▶ Excerpt to read

* * * *

A Self-Learning Optimization Approach to Single
Image Super-Resolution using Kernel ridge
regression model

Ms. Dharani S

A Self-Learning Optimization Approach to Single Image Super-Resolution using Kernel ridge regression model

Ms. Dharani S
PG Student (CSE), Sri Krishna College of Engineering and Technology, Anna University, Chennai, Tamilnadu, India

Related article at Pubmed, Scholar Google

Visit for more related articles at International Journal of Innovative Research in Computer and Communication Engineering

Abstract

Learning-based approaches for image super-resolution (SR) have attracted the attention from researchers in the past few years. We present a novel self-learning approach with multiple kernel learning for adaptive kernel selection for SR. The Multiple Kernel Learning is theoretically and technically very attractive, because it learns the kernel weights and the classifier simultaneously based on the margin criterion. With theoretical supports of kernel matching search method and Optimization approach (Gradient) are proposed our SR framework learns and selects the optimal Kernel ridge regression model when producing an SR image, which results in the minimum SR reconstruction error. We evaluate our method on a variety of images, and obtain very promising SR results. In most cases, our method quantitatively and qualitatively outperforms bi-cubic interpolation and state-of-the-art learning based SR approaches.

INTRODUCTION

Super Resolution (SR) has been an active research topic in the areas of image processing and computer vision. It is a process to produce a high-resolution (HR) image from one or several low-resolution (LR) images. Conventional methods are based on the reconstruction of multiple LR images, and they approach SR as solving an inverse problem, i.e., they recover the HR image as a linear operation of multiple LR patches. Recently, learning-based SR approaches which focus on modeling the relationship between training low and high-resolution images have also attracted researchers, while the existence of the aforementioned relationship is typically seen in natural images [1], [2]. However, the difficulty of learningbased SR methods lies on the selection of proper training data and proper learning models for SR from an unseen target image.

* * * *

▶ Provided data
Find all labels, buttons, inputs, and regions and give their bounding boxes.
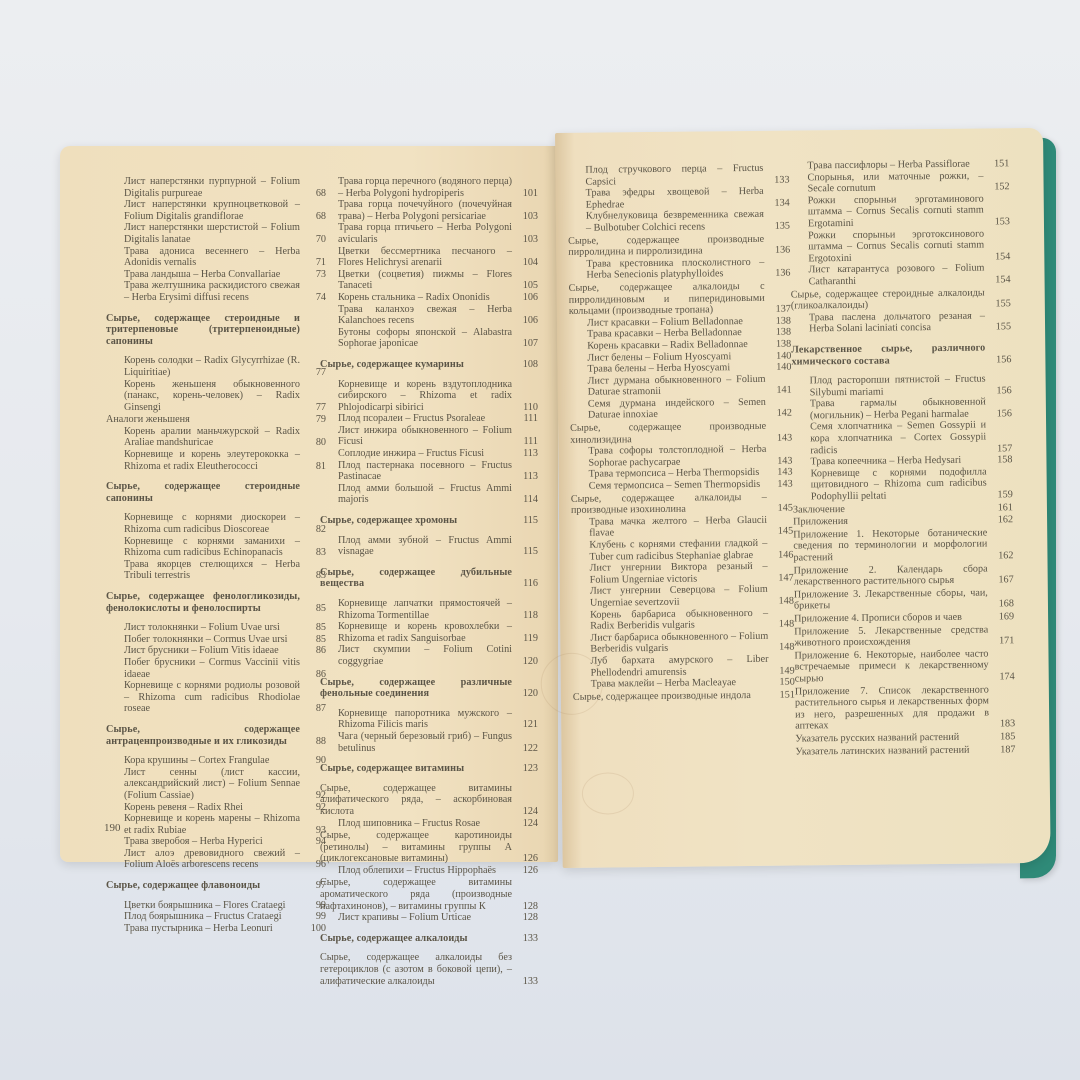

* * * *

▶ Short exercise A
In the super-resolution paper, replace "computer vision" with "machine vision" and write out the passage between "INTRODUCTION" and "unseen target image.", inclusive.
▶ Short exercise B
In the super-resolution paper, what is super resolution described as a process for producing?

▶ Worked answer A
INTRODUCTION

Super Resolution (SR) has been an active research topic in the areas of image processing and machine vision. It is a process to produce a high-resolution (HR) image from one or several low-resolution (LR) images. Conventional methods are based on the reconstruction of multiple LR images, and they approach SR as solving an inverse problem, i.e., they recover the HR image as a linear operation of multiple LR patches. Recently, learning-based SR approaches which focus on modeling the relationship between training low and high-resolution images have also attracted researchers, while the existence of the aforementioned relationship is typically seen in natural images [1], [2]. However, the difficulty of learningbased SR methods lies on the selection of proper training data and proper learning models for SR from an unseen target image.

▶ Worked answer B
It produces a high-resolution (HR) image from one or several low-resolution (LR) images.